» **What is needed**
Restate the records in their entirety, word for word.

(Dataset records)

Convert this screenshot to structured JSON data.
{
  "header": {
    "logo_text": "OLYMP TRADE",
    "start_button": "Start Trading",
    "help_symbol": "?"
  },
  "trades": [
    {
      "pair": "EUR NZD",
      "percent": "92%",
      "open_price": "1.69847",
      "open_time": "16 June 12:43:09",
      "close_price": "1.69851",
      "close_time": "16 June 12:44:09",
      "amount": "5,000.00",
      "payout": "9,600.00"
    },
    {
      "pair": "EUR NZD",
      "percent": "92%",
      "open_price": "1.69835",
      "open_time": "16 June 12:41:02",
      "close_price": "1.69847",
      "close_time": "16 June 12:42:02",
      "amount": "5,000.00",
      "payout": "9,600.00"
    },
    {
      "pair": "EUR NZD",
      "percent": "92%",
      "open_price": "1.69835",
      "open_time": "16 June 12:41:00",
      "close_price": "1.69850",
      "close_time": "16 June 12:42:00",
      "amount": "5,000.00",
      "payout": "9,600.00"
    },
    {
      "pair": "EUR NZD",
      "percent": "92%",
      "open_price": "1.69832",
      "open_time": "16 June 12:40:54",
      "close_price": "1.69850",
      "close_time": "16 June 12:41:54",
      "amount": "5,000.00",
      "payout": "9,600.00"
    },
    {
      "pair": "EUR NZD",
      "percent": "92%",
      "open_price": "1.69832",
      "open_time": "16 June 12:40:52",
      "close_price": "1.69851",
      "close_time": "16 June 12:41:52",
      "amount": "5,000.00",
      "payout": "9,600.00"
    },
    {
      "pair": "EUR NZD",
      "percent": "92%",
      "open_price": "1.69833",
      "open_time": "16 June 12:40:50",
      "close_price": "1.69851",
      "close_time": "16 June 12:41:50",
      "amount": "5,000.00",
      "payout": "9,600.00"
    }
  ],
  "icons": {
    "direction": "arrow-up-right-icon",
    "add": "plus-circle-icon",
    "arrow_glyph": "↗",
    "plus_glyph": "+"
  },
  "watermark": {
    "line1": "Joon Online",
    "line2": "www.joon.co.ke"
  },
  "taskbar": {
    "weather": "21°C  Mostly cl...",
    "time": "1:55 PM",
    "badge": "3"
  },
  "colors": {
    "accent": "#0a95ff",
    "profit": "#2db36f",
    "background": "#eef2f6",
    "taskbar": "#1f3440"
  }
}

» **Finished answer**
Convert this screenshot to structured JSON data.
{
  "header": {
    "logo_text": "OLYMP TRADE",
    "start_button": "Start Trading",
    "help_symbol": "?"
  },
  "trades": [
    {
      "pair": "EUR NZD",
      "percent": "92%",
      "open_price": "1.69847",
      "open_time": "16 June 12:43:09",
      "close_price": "1.69851",
      "close_time": "16 June 12:44:09",
      "amount": "5,000.00",
      "payout": "9,600.00"
    },
    {
      "pair": "EUR NZD",
      "percent": "92%",
      "open_price": "1.69835",
      "open_time": "16 June 12:41:02",
      "close_price": "1.69847",
      "close_time": "16 June 12:42:02",
      "amount": "5,000.00",
      "payout": "9,600.00"
    },
    {
      "pair": "EUR NZD",
      "percent": "92%",
      "open_price": "1.69835",
      "open_time": "16 June 12:41:00",
      "close_price": "1.69850",
      "close_time": "16 June 12:42:00",
      "amount": "5,000.00",
      "payout": "9,600.00"
    },
    {
      "pair": "EUR NZD",
      "percent": "92%",
      "open_price": "1.69832",
      "open_time": "16 June 12:40:54",
      "close_price": "1.69850",
      "close_time": "16 June 12:41:54",
      "amount": "5,000.00",
      "payout": "9,600.00"
    },
    {
      "pair": "EUR NZD",
      "percent": "92%",
      "open_price": "1.69832",
      "open_time": "16 June 12:40:52",
      "close_price": "1.69851",
      "close_time": "16 June 12:41:52",
      "amount": "5,000.00",
      "payout": "9,600.00"
    },
    {
      "pair": "EUR NZD",
      "percent": "92%",
      "open_price": "1.69833",
      "open_time": "16 June 12:40:50",
      "close_price": "1.69851",
      "close_time": "16 June 12:41:50",
      "amount": "5,000.00",
      "payout": "9,600.00"
    }
  ],
  "icons": {
    "direction": "arrow-up-right-icon",
    "add": "plus-circle-icon",
    "arrow_glyph": "↗",
    "plus_glyph": "+"
  },
  "watermark": {
    "line1": "Joon Online",
    "line2": "www.joon.co.ke"
  },
  "taskbar": {
    "weather": "21°C  Mostly cl...",
    "time": "1:55 PM",
    "badge": "3"
  },
  "colors": {
    "accent": "#0a95ff",
    "profit": "#2db36f",
    "background": "#eef2f6",
    "taskbar": "#1f3440"
  }
}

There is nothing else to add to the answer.